## WHAT TO WORK ON
Print all entries precisely as they are written.

## STORED RECORDS
************

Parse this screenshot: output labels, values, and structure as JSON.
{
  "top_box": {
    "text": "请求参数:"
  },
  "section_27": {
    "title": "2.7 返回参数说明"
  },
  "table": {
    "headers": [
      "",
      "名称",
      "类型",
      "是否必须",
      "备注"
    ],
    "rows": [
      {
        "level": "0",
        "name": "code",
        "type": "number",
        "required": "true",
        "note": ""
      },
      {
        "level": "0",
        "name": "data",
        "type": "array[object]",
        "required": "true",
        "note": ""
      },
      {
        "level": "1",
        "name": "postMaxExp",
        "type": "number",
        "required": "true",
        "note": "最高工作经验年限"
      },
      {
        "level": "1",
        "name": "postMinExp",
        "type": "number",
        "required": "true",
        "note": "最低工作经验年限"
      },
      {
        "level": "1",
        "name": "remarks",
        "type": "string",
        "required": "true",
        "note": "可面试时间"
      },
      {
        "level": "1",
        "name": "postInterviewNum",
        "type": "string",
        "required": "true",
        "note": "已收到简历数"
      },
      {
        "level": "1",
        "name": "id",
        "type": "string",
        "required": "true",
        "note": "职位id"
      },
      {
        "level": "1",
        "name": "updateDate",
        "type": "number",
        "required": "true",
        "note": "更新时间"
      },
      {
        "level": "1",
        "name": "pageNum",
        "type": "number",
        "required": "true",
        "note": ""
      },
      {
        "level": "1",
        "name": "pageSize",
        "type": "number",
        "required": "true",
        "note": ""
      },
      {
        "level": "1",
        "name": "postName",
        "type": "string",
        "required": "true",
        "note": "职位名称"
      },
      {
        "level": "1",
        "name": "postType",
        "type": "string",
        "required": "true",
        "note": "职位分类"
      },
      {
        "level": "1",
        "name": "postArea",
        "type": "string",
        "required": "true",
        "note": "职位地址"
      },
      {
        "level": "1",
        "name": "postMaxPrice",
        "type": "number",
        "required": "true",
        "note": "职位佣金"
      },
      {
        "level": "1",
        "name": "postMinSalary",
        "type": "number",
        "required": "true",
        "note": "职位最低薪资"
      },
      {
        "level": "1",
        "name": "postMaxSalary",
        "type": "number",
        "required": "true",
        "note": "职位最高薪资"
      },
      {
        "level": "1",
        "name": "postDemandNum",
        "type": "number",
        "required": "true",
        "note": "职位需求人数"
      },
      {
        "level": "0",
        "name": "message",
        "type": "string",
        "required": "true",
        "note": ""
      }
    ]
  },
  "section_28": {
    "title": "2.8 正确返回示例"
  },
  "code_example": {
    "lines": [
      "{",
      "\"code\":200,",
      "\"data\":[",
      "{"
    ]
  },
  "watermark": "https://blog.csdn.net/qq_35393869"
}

************

## ANSWER TO THE EXERCISE
Parse this screenshot: output labels, values, and structure as JSON.
{
  "top_box": {
    "text": "请求参数:"
  },
  "section_27": {
    "title": "2.7 返回参数说明"
  },
  "table": {
    "headers": [
      "",
      "名称",
      "类型",
      "是否必须",
      "备注"
    ],
    "rows": [
      {
        "level": "0",
        "name": "code",
        "type": "number",
        "required": "true",
        "note": ""
      },
      {
        "level": "0",
        "name": "data",
        "type": "array[object]",
        "required": "true",
        "note": ""
      },
      {
        "level": "1",
        "name": "postMaxExp",
        "type": "number",
        "required": "true",
        "note": "最高工作经验年限"
      },
      {
        "level": "1",
        "name": "postMinExp",
        "type": "number",
        "required": "true",
        "note": "最低工作经验年限"
      },
      {
        "level": "1",
        "name": "remarks",
        "type": "string",
        "required": "true",
        "note": "可面试时间"
      },
      {
        "level": "1",
        "name": "postInterviewNum",
        "type": "string",
        "required": "true",
        "note": "已收到简历数"
      },
      {
        "level": "1",
        "name": "id",
        "type": "string",
        "required": "true",
        "note": "职位id"
      },
      {
        "level": "1",
        "name": "updateDate",
        "type": "number",
        "required": "true",
        "note": "更新时间"
      },
      {
        "level": "1",
        "name": "pageNum",
        "type": "number",
        "required": "true",
        "note": ""
      },
      {
        "level": "1",
        "name": "pageSize",
        "type": "number",
        "required": "true",
        "note": ""
      },
      {
        "level": "1",
        "name": "postName",
        "type": "string",
        "required": "true",
        "note": "职位名称"
      },
      {
        "level": "1",
        "name": "postType",
        "type": "string",
        "required": "true",
        "note": "职位分类"
      },
      {
        "level": "1",
        "name": "postArea",
        "type": "string",
        "required": "true",
        "note": "职位地址"
      },
      {
        "level": "1",
        "name": "postMaxPrice",
        "type": "number",
        "required": "true",
        "note": "职位佣金"
      },
      {
        "level": "1",
        "name": "postMinSalary",
        "type": "number",
        "required": "true",
        "note": "职位最低薪资"
      },
      {
        "level": "1",
        "name": "postMaxSalary",
        "type": "number",
        "required": "true",
        "note": "职位最高薪资"
      },
      {
        "level": "1",
        "name": "postDemandNum",
        "type": "number",
        "required": "true",
        "note": "职位需求人数"
      },
      {
        "level": "0",
        "name": "message",
        "type": "string",
        "required": "true",
        "note": ""
      }
    ]
  },
  "section_28": {
    "title": "2.8 正确返回示例"
  },
  "code_example": {
    "lines": [
      "{",
      "\"code\":200,",
      "\"data\":[",
      "{"
    ]
  },
  "watermark": "https://blog.csdn.net/qq_35393869"
}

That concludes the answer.